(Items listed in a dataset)
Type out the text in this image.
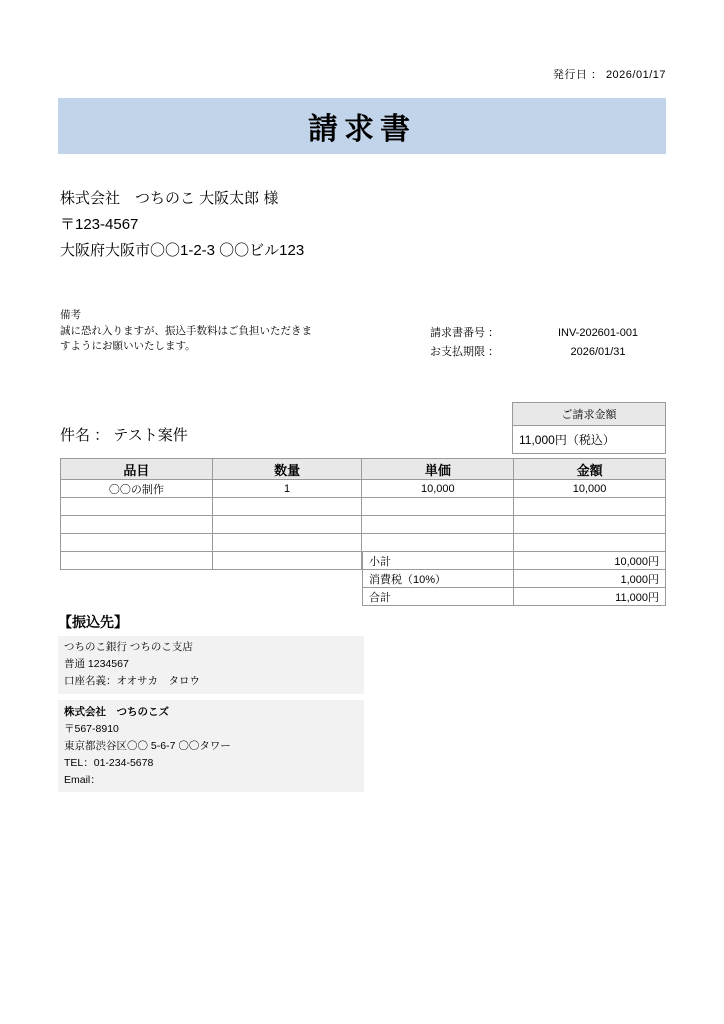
発行日 ： 2026/01/17
請求書
株式会社　つちのこ 大阪太郎 様
〒123-4567
大阪府大阪市〇〇1-2-3 〇〇ビル123
備考
誠に恐れ入りますが、振込手数料はご負担いただきま
すようにお願いいたします。
請求書番号 ：	INV-202601-001
お支払期限 ：	2026/01/31
ご請求金額
11,000円（税込）
件名 ： テスト案件
品目	数量	単価	金額
〇〇の制作	1	10,000	10,000

小計	10,000円
消費税（10%）	1,000円
合計	11,000円
【振込先】
つちのこ銀行 つちのこ支店
普通 1234567
口座名義：オオサカ　タロウ
株式会社　つちのこズ
〒567-8910
東京都渋谷区〇〇 5-6-7 〇〇タワー
TEL：01-234-5678
Email：
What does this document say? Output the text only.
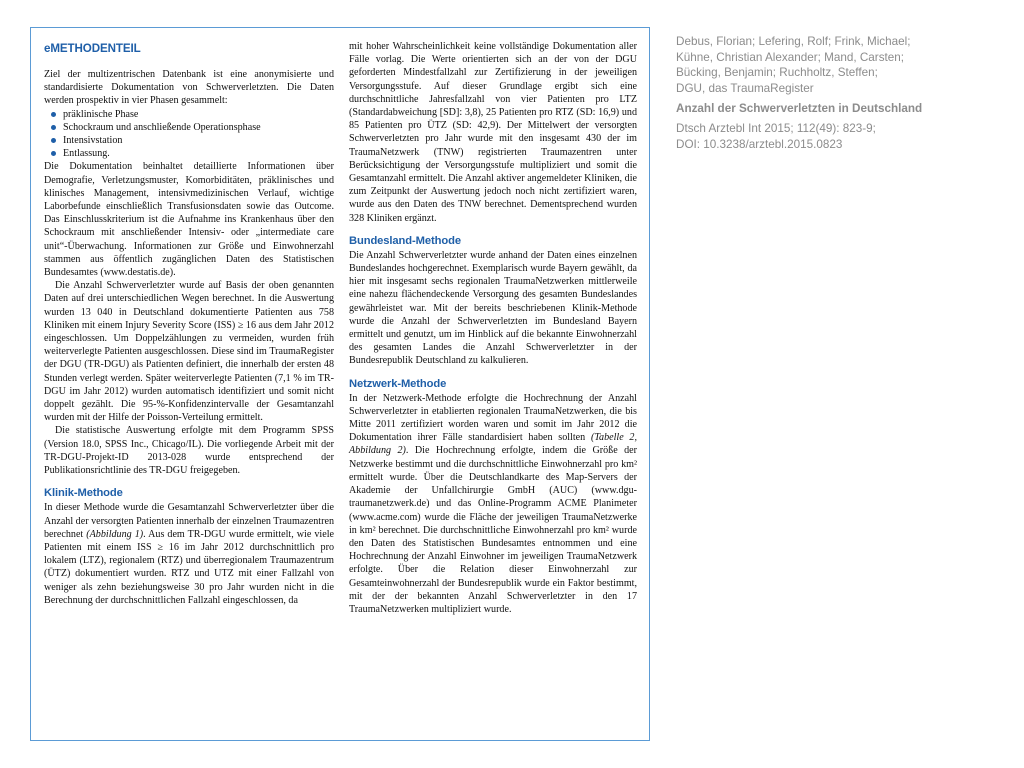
eMETHODENTEIL

Ziel der multizentrischen Datenbank ist eine anonymisierte und standardisierte Dokumentation von Schwerverletzten. Die Daten werden prospektiv in vier Phasen gesammelt:

präklinische Phase
Schockraum und anschließende Operationsphase
Intensivstation
Entlassung.

Die Dokumentation beinhaltet detaillierte Informationen über Demografie, Verletzungsmuster, Komorbiditäten, präklinisches und klinisches Management, intensivmedizinischen Verlauf, wichtige Laborbefunde einschließlich Transfusionsdaten sowie das Outcome. Das Einschlusskriterium ist die Aufnahme ins Krankenhaus über den Schockraum mit anschließender Intensiv- oder „intermediate care unit“-Überwachung. Informationen zur Größe und Einwohnerzahl stammen aus öffentlich zugänglichen Daten des Statistischen Bundesamtes (www.destatis.de).

Die Anzahl Schwerverletzter wurde auf Basis der oben genannten Daten auf drei unterschiedlichen Wegen berechnet. In die Auswertung wurden 13 040 in Deutschland dokumentierte Patienten aus 758 Kliniken mit einem Injury Severity Score (ISS) ≥ 16 aus dem Jahr 2012 eingeschlossen. Um Doppelzählungen zu vermeiden, wurden früh weiterverlegte Patienten ausgeschlossen. Diese sind im TraumaRegister der DGU (TR-DGU) als Patienten definiert, die innerhalb der ersten 48 Stunden verlegt werden. Später weiterverlegte Patienten (7,1 % im TR-DGU im Jahr 2012) wurden automatisch identifiziert und somit nicht doppelt gezählt. Die 95-%-Konfidenzintervalle der Gesamtanzahl wurden mit der Hilfe der Poisson-Verteilung ermittelt.

Die statistische Auswertung erfolgte mit dem Programm SPSS (Version 18.0, SPSS Inc., Chicago/IL). Die vorliegende Arbeit mit der TR-DGU-Projekt-ID 2013-028 wurde entsprechend der Publikationsrichtlinie des TR-DGU freigegeben.

Klinik-Methode

In dieser Methode wurde die Gesamtanzahl Schwerverletzter über die Anzahl der versorgten Patienten innerhalb der einzelnen Traumazentren berechnet (Abbildung 1). Aus dem TR-DGU wurde ermittelt, wie viele Patienten mit einem ISS ≥ 16 im Jahr 2012 durchschnittlich pro lokalem (LTZ), regionalem (RTZ) und überregionalem Traumazentrum (ÜTZ) dokumentiert wurden. RTZ und UTZ mit einer Fallzahl von weniger als zehn beziehungsweise 30 pro Jahr wurden nicht in die Berechnung der durchschnittlichen Fallzahl eingeschlossen, da

mit hoher Wahrscheinlichkeit keine vollständige Dokumentation aller Fälle vorlag. Die Werte orientierten sich an der von der DGU geforderten Mindestfallzahl zur Zertifizierung in der jeweiligen Versorgungsstufe. Auf dieser Grundlage ergibt sich eine durchschnittliche Jahresfallzahl von vier Patienten pro LTZ (Standardabweichung [SD]: 3,8), 25 Patienten pro RTZ (SD: 16,9) und 85 Patienten pro ÜTZ (SD: 42,9). Der Mittelwert der versorgten Schwerverletzten pro Jahr wurde mit den insgesamt 430 der im TraumaNetzwerk (TNW) registrierten Traumazentren unter Berücksichtigung der Versorgungsstufe multipliziert und somit die Gesamtanzahl ermittelt. Die Anzahl aktiver angemeldeter Kliniken, die zum Zeitpunkt der Auswertung jedoch noch nicht zertifiziert waren, wurde aus den Daten des TNW berechnet. Dementsprechend wurden 328 Kliniken ergänzt.

Bundesland-Methode

Die Anzahl Schwerverletzter wurde anhand der Daten eines einzelnen Bundeslandes hochgerechnet. Exemplarisch wurde Bayern gewählt, da hier mit insgesamt sechs regionalen TraumaNetzwerken mittlerweile eine nahezu flächendeckende Versorgung des gesamten Bundeslandes gewährleistet war. Mit der bereits beschriebenen Klinik-Methode wurde die Anzahl der Schwerverletzten im Bundesland Bayern ermittelt und genutzt, um im Hinblick auf die bekannte Einwohnerzahl des gesamten Landes die Anzahl Schwerverletzter in der Bundesrepublik Deutschland zu kalkulieren.

Netzwerk-Methode

In der Netzwerk-Methode erfolgte die Hochrechnung der Anzahl Schwerverletzter in etablierten regionalen TraumaNetzwerken, die bis Mitte 2011 zertifiziert worden waren und somit im Jahr 2012 die Dokumentation ihrer Fälle standardisiert haben sollten (Tabelle 2, Abbildung 2). Die Hochrechnung erfolgte, indem die Größe der Netzwerke bestimmt und die durchschnittliche Einwohnerzahl pro km² ermittelt wurde. Über die Deutschlandkarte des Map-Servers der Akademie der Unfallchirurgie GmbH (AUC) (www.dgu-traumanetzwerk.de) und das Online-Programm ACME Planimeter (www.acme.com) wurde die Fläche der jeweiligen TraumaNetzwerke in km² berechnet. Die durchschnittliche Einwohnerzahl pro km² wurde den Daten des Statistischen Bundesamtes entnommen und eine Hochrechnung der Anzahl Einwohner im jeweiligen TraumaNetzwerk erfolgte. Über die Relation dieser Einwohnerzahl zur Gesamteinwohnerzahl der Bundesrepublik wurde ein Faktor bestimmt, mit der der bekannten Anzahl Schwerverletzter in den 17 TraumaNetzwerken multipliziert wurde.

Debus, Florian; Lefering, Rolf; Frink, Michael;
Kühne, Christian Alexander; Mand, Carsten;
Bücking, Benjamin; Ruchholtz, Steffen;
DGU, das TraumaRegister
Anzahl der Schwerverletzten in Deutschland
Dtsch Arztebl Int 2015; 112(49): 823-9;
DOI: 10.3238/arztebl.2015.0823
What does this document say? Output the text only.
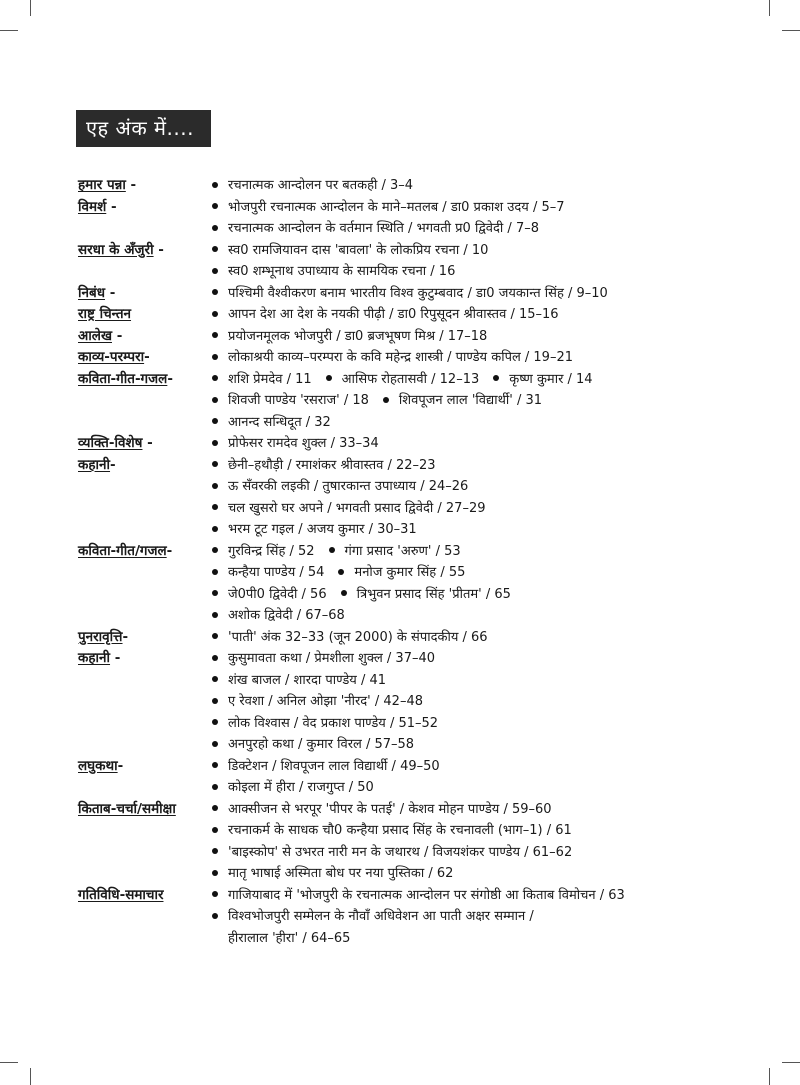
एह अंक में....
हमार पन्ना -	रचनात्मक आन्दोलन पर बतकही / 3–4
विमर्श -	भोजपुरी रचनात्मक आन्दोलन के माने–मतलब / डा0 प्रकाश उदय / 5–7
रचनात्मक आन्दोलन के वर्तमान स्थिति / भगवती प्र0 द्विवेदी / 7–8
सरधा के अँजुरी -	स्व0 रामजियावन दास 'बावला' के लोकप्रिय रचना / 10
स्व0 शम्भूनाथ उपाध्याय के सामयिक रचना / 16
निबंध -	पश्चिमी वैश्वीकरण बनाम भारतीय विश्व कुटुम्बवाद / डा0 जयकान्त सिंह / 9–10
राष्ट्र चिन्तन	आपन देश आ देश के नयकी पीढ़ी / डा0 रिपुसूदन श्रीवास्तव / 15–16
आलेख -	प्रयोजनमूलक भोजपुरी / डा0 ब्रजभूषण मिश्र / 17–18
काव्य-परम्परा-	लोकाश्रयी काव्य–परम्परा के कवि महेन्द्र शास्त्री / पाण्डेय कपिल / 19–21
कविता-गीत-गजल-	शशि प्रेमदेव / 11 आसिफ रोहतासवी / 12–13 कृष्ण कुमार / 14
शिवजी पाण्डेय 'रसराज' / 18 शिवपूजन लाल 'विद्यार्थी' / 31
आनन्द सन्धिदूत / 32
व्यक्ति-विशेष -	प्रोफेसर रामदेव शुक्ल / 33–34
कहानी-	छेनी–हथौड़ी / रमाशंकर श्रीवास्तव / 22–23
ऊ सँवरकी लइकी / तुषारकान्त उपाध्याय / 24–26
चल खुसरो घर अपने / भगवती प्रसाद द्विवेदी / 27–29
भरम टूट गइल / अजय कुमार / 30–31
कविता-गीत/गजल-	गुरविन्द्र सिंह / 52 गंगा प्रसाद 'अरुण' / 53
कन्हैया पाण्डेय / 54 मनोज कुमार सिंह / 55
जे0पी0 द्विवेदी / 56 त्रिभुवन प्रसाद सिंह 'प्रीतम' / 65
अशोक द्विवेदी / 67–68
पुनरावृत्ति-	'पाती' अंक 32–33 (जून 2000) के संपादकीय / 66
कहानी -	कुसुमावता कथा / प्रेमशीला शुक्ल / 37–40
शंख बाजल / शारदा पाण्डेय / 41
ए रेवशा / अनिल ओझा 'नीरद' / 42–48
लोक विश्वास / वेद प्रकाश पाण्डेय / 51–52
अनपुरहो कथा / कुमार विरल / 57–58
लघुकथा-	डिक्टेशन / शिवपूजन लाल विद्यार्थी / 49–50
कोइला में हीरा / राजगुप्त / 50
किताब-चर्चा/समीक्षा	आक्सीजन से भरपूर 'पीपर के पतई' / केशव मोहन पाण्डेय / 59–60
रचनाकर्म के साधक चौ0 कन्हैया प्रसाद सिंह के रचनावली (भाग–1) / 61
'बाइस्कोप' से उभरत नारी मन के जथारथ / विजयशंकर पाण्डेय / 61–62
मातृ भाषाई अस्मिता बोध पर नया पुस्तिका / 62
गतिविधि-समाचार	गाजियाबाद में 'भोजपुरी के रचनात्मक आन्दोलन पर संगोष्ठी आ किताब विमोचन / 63
विश्वभोजपुरी सम्मेलन के नौवाँ अधिवेशन आ पाती अक्षर सम्मान /
हीरालाल 'हीरा' / 64–65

_Exercise_: Collect, from the material above, every line containing the word "Traumazentren".

_Final result_:
In dieser Methode wurde die Gesamtanzahl Schwerverletzter über die Anzahl der versorgten Patienten innerhalb der einzelnen Traumazentren berechnet (Abbildung 1). Aus dem TR-DGU wurde ermittelt, wie viele Patienten mit einem ISS ≥ 16 im Jahr 2012 durchschnittlich pro lokalem (LTZ), regionalem (RTZ) und überregionalem Traumazentrum (ÜTZ) dokumentiert wurden. RTZ und UTZ mit einer Fallzahl von weniger als zehn beziehungsweise 30 pro Jahr wurden nicht in die Berechnung der durchschnittlichen Fallzahl eingeschlossen, da
mit hoher Wahrscheinlichkeit keine vollständige Dokumentation aller Fälle vorlag. Die Werte orientierten sich an der von der DGU geforderten Mindestfallzahl zur Zertifizierung in der jeweiligen Versorgungsstufe. Auf dieser Grundlage ergibt sich eine durchschnittliche Jahresfallzahl von vier Patienten pro LTZ (Standardabweichung [SD]: 3,8), 25 Patienten pro RTZ (SD: 16,9) und 85 Patienten pro ÜTZ (SD: 42,9). Der Mittelwert der versorgten Schwerverletzten pro Jahr wurde mit den insgesamt 430 der im TraumaNetzwerk (TNW) registrierten Traumazentren unter Berücksichtigung der Versorgungsstufe multipliziert und somit die Gesamtanzahl ermittelt. Die Anzahl aktiver angemeldeter Kliniken, die zum Zeitpunkt der Auswertung jedoch noch nicht zertifiziert waren, wurde aus den Daten des TNW berechnet. Dementsprechend wurden 328 Kliniken ergänzt.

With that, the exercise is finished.